Task to complete:
Copy every line in which the string "name" occurs.

^^^^^^^^^^^^^^^^

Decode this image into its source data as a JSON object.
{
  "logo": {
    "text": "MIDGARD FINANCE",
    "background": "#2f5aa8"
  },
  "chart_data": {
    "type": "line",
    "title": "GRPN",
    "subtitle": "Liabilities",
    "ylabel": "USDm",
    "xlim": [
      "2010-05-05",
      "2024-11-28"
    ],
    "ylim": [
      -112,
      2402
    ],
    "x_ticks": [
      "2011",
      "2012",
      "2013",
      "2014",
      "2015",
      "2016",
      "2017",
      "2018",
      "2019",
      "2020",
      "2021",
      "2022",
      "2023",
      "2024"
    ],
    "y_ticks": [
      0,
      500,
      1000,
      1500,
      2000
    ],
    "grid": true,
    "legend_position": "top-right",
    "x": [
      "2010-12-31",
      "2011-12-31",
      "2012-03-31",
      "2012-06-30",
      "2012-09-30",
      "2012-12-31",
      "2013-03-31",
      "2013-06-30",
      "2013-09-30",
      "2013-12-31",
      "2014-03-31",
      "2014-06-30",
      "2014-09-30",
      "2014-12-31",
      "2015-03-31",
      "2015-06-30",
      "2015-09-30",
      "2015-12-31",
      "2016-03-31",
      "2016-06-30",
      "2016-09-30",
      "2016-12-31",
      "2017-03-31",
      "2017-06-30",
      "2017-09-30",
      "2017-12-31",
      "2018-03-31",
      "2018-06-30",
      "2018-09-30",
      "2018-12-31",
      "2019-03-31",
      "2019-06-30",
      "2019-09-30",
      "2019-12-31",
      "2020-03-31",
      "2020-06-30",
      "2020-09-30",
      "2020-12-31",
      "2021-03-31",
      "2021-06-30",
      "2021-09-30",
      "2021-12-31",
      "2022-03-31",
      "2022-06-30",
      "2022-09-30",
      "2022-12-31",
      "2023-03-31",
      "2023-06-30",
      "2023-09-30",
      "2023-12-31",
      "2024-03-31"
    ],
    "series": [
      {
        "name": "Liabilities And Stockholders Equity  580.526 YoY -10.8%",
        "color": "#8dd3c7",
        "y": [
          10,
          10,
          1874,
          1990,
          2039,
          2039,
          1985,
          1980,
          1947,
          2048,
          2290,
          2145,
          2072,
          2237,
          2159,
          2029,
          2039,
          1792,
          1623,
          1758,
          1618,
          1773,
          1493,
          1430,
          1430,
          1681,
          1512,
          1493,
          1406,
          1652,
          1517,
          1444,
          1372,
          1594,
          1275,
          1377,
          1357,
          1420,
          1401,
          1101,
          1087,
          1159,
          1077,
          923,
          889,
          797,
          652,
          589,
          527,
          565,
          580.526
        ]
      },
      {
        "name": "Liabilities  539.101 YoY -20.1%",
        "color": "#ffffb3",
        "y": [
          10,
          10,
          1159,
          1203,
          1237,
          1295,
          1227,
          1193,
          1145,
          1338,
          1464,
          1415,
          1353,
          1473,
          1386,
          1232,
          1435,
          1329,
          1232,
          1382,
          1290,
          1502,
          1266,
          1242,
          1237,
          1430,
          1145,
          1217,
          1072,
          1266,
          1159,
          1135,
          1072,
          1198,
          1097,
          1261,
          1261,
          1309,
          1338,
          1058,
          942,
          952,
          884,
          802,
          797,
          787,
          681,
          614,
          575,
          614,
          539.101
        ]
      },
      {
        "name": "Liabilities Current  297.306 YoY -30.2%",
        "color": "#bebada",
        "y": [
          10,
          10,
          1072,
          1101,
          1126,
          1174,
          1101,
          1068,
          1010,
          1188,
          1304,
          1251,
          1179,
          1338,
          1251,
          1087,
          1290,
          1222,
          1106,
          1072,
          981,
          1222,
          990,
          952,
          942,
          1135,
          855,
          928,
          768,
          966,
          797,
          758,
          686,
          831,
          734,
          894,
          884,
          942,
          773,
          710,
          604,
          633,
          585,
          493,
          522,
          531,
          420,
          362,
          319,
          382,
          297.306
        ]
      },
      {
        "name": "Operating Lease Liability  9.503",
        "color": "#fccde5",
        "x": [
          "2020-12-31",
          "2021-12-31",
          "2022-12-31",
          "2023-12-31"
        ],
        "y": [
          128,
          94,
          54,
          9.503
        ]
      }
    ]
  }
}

^^^^^^^^^^^^^^^^

The reply:
        "name": "Liabilities And Stockholders Equity  580.526 YoY -10.8%",
        "name": "Liabilities  539.101 YoY -20.1%",
        "name": "Liabilities Current  297.306 YoY -30.2%",
        "name": "Operating Lease Liability  9.503",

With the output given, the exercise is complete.